◆ Instructions for the task: Filter the entries below, keeping every line that has the word "Seller".

◆ Dataset rows:
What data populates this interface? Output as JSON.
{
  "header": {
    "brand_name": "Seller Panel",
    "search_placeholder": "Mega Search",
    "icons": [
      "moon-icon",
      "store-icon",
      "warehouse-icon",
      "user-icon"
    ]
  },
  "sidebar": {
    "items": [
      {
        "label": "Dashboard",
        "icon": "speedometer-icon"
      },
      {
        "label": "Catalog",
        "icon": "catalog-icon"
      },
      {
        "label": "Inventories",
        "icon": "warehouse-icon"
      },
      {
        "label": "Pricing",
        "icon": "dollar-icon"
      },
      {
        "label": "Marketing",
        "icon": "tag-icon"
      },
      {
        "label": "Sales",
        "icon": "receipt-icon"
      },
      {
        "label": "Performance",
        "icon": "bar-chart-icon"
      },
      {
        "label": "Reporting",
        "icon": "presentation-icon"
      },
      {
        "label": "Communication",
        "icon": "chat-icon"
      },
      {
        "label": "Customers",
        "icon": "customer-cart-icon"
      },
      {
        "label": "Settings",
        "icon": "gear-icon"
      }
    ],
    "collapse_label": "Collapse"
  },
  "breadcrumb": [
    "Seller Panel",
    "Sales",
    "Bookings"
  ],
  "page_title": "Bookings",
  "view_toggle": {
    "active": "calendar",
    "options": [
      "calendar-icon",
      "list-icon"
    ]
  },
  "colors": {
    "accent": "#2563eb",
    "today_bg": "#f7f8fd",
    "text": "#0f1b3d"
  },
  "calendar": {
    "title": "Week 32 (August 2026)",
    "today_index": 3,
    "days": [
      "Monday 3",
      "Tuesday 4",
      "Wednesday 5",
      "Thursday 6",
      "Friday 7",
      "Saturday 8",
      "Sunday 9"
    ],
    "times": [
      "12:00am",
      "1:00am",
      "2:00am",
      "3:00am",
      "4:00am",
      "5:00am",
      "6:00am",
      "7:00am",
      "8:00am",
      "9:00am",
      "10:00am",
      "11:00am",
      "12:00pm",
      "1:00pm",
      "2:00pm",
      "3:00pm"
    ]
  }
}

◆ Full solution:
    "brand_name": "Seller Panel",
    "Seller Panel",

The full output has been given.